_GIVEN REQUEST 1_:
Please list the four offenses that the National Security Law criminalizes, as named in the first sentence of the text on Hong Kong's security law below.
_GIVEN REQUEST 2_:
Carry the text on Hong Kong's National Security Law further, picking up right after its final sentence.

## start TEXT SEGMENT

The National Security Law criminalises secession, subversion, terrorism, and collusion with foreign forces, deploying wide-ranging penalties from disqualification from running in local elections to life imprisonment. A newly established National Security Commission will be responsible for enforcing the legislation, and their work will be overseen by a National Security Office based in mainland China, outside of Hong Kong’s jurisdiction. China has reasoned for the passing of this legislation in light of the violent protests that gripped Hong Kong last year, where citizens demanded the withdrawal of a drafted Extradition Bill which would have allowed mainland China to ask Hong Kong to hand over suspects for trial, de-classification of protesters as ‘rioters’, amnesty for arrested protesters, investigation and accountability for police brutality and greater democracy.
Vocal criticism, from the likes of European Council president Charles Michel, international legislators who have formed an Inter-Parliamentary Alliance on China and various human rights organisations, has amassed against the legislation. The main message that appears to be heralded is that the new security law will spell the death of ‘one country, two systems’, and subsequently Hong Kong as we know it. However, the Chinese Communist Party defends the law by claiming it will restore stability, and argue that the law is compatible with the civil rights and freedoms so dearly cherished by the city’s citizens. China’s human rights track record may prompt concerns over the security law. Will China turn back on its promises to Hong Kong, and spell the end of the city as we know it?’
From a purely legal perspective, the National Security Law does not warrant the alarms that have been sounded since it was passed. It has a basis under Article 23 of the Hong Kong Basic Law, a constitutional legislation that is the embodiment of ‘one country, two systems’ by granting Hong Kong its own legal system separate from the rest of mainland China. Under Article 23, ‘any act of treason, secession, sedition, subversion against the Central People’s Government, or theft of state secrets’ and acts of foreign political interference should be prohibited by law. Therefore, the content of the new National Security Legislation is in line with the existing legal framework. Furthermore, countries that have criticised the National Security Law are arguably imposing a double standard and exercising hypocrisy, as they themselves have their own forms of national security legislation. For example, the definition of terrorism under Section 1 of the UK Terrorism Act 2000 shares similarities to the definition given under Article 24 of the National Security Law, with both criminalising acts of violence against persons or property in pursuance of a political agenda. Every country has a vested interest in protecting their society, and China is no different, especially given the economic importance of Hong Kong.

## end TEXT SEGMENT
## start EXCERPTED DATA

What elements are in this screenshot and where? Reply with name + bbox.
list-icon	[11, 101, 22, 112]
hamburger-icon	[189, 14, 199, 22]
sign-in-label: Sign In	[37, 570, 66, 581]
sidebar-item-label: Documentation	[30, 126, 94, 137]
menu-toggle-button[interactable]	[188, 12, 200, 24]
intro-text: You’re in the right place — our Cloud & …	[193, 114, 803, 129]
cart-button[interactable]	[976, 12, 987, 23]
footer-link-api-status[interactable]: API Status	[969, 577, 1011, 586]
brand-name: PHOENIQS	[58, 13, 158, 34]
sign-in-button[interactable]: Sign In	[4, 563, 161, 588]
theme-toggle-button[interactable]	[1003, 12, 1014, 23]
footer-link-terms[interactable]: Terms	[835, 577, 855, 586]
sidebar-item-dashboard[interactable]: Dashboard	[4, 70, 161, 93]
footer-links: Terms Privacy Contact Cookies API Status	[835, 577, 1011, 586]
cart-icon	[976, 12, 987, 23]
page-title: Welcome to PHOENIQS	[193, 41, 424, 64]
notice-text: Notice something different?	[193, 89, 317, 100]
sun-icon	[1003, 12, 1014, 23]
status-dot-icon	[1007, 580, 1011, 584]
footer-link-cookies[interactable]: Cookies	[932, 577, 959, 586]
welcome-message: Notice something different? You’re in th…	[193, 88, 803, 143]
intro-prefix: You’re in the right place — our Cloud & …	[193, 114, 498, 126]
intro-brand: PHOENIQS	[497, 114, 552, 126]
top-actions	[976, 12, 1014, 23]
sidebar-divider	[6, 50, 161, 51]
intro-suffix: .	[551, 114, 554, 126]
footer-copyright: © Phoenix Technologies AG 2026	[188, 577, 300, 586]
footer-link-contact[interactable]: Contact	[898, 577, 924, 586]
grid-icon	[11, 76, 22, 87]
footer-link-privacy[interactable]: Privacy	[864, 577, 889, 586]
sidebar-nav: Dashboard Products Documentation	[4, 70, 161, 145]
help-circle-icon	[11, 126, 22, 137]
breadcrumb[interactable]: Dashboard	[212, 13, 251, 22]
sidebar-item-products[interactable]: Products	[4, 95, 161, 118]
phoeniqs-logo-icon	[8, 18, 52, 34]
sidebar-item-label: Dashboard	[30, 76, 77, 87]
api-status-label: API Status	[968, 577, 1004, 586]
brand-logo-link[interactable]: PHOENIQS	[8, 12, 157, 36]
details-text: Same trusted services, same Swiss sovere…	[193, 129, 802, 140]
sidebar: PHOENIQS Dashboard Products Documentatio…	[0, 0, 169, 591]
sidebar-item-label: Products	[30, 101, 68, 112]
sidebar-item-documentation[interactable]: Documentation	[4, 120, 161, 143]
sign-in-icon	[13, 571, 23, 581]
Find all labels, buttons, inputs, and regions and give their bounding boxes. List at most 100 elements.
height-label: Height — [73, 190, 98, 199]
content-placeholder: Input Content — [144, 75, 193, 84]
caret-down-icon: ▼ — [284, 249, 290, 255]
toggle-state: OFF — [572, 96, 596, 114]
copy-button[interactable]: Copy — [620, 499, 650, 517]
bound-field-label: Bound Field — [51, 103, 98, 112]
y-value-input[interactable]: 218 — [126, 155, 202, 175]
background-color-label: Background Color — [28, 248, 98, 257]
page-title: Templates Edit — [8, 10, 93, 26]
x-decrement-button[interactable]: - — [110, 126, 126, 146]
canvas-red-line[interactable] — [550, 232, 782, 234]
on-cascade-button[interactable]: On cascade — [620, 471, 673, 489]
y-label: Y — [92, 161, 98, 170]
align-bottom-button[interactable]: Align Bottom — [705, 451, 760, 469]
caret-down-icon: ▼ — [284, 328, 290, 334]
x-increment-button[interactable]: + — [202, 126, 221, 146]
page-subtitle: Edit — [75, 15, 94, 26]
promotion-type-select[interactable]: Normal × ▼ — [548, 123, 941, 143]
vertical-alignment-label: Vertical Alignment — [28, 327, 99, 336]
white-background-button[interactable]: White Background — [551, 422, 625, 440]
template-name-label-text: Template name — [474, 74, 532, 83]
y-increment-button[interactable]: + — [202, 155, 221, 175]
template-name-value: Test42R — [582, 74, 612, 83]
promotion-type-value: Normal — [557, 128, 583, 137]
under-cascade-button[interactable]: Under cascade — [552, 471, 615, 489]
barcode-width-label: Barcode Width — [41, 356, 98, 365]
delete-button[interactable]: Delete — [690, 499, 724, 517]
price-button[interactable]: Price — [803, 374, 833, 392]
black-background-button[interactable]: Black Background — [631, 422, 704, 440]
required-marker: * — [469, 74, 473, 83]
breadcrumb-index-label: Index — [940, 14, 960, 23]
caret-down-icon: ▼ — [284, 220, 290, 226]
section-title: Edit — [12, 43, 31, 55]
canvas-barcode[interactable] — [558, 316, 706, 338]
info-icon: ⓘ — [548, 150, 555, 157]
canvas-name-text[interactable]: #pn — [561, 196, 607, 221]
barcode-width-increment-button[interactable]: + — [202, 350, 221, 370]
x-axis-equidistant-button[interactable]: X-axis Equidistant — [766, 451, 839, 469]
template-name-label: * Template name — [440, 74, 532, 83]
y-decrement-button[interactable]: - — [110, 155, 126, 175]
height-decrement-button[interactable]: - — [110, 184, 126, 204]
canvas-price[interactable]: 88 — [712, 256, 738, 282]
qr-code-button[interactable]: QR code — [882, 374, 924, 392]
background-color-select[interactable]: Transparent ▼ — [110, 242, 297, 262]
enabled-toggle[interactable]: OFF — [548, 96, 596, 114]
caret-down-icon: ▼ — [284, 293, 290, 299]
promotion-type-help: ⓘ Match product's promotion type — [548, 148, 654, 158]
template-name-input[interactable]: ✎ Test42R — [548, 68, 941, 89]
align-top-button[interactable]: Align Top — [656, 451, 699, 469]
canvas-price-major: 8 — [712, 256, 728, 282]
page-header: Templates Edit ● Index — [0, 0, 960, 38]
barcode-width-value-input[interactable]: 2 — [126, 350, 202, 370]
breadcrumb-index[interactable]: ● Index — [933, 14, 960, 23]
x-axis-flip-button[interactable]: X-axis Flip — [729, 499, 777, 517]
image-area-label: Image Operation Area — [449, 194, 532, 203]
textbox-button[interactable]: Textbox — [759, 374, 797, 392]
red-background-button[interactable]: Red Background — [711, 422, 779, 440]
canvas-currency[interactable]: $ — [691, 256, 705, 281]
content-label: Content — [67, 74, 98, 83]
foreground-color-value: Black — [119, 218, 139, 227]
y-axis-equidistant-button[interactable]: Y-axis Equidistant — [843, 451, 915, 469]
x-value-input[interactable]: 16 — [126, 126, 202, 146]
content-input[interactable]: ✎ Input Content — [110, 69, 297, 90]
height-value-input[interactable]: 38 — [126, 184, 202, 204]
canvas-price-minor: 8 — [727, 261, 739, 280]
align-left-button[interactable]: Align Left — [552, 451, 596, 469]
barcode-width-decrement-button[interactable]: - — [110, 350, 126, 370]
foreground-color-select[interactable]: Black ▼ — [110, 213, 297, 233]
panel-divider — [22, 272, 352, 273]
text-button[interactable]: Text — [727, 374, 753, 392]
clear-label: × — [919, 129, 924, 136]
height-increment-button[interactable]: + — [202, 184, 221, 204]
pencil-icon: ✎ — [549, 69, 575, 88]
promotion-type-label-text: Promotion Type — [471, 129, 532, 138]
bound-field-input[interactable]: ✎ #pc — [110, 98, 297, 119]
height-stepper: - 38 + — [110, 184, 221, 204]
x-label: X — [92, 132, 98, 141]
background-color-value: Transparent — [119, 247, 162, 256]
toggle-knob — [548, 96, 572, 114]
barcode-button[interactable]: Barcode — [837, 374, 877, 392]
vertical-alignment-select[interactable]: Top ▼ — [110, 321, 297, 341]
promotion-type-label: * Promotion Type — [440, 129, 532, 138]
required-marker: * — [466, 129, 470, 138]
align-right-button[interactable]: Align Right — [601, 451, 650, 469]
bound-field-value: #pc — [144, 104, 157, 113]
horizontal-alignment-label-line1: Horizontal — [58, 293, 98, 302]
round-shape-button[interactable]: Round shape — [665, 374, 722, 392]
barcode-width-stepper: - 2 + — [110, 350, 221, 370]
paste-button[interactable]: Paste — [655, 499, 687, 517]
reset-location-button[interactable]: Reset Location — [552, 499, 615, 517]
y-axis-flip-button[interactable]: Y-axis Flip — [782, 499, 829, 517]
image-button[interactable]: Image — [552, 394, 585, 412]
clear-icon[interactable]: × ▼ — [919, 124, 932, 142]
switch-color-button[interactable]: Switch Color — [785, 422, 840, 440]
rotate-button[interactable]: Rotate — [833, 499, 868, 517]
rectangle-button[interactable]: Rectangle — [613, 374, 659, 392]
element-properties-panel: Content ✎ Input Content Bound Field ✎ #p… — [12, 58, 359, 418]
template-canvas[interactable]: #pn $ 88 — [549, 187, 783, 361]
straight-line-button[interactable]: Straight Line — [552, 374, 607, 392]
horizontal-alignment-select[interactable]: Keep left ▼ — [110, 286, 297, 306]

## end EXCERPTED DATA

_TASK RESPONSE 1_:
Secession, subversion, terrorism, collusion with foreign forces

_TASK RESPONSE 2_:
Furthermore, the implementation of the National Security Law falls within China’s sovereignty, explicitly recognised in the Sino-British Joint Declaration. The Sino-British Joint Declaration is the international treaty signed when Britain handed Hong Kong back to China, and outlines terms of the governance of Hong Kong for at least 50 years until 2047. Under Clause 3(2) of the Sino-British Joint Declaration, it was provided that Hong Kong ‘will be directly under the authority of the Central People’s Government of the People’s Republic of China’. The same clause proceeds to clarify that Hong Kong ‘will enjoy a high degree of autonomy, except in foreign and defence affairs which are the responsibilities of the Central People’s Government’. The National Security Law is indeed aimed at defending Hong Kong society, and so the provisions under it are arguably permitted under the Sino-British Joint Declaration as a safeguard for the citizens who have been affected by the violence of the recent protests.
Whilst the notion of having a national security law in itself is not contentious, what is worrying is how the law will be implemented. Although most countries in the world are invested in protecting the security and stability of their societies, the offences of secession and subversion are not a common offence. A further aspect of worry is that the Hong Kong National Security Law expands the scope of criminalisation to cover any acts ‘whether or not by force or threat of force’, meaning that theoretically, it does not even matter if a citizen has actually done anything. If they so much dare to think in a manner contrary to what mainland China wants, in a manner perceived to be secessionist or subversive, they could find themselves punished. Surely, this cannot be reconciled with the freedom of thought and expression that Hong Kong citizens are accustomed to and were promised?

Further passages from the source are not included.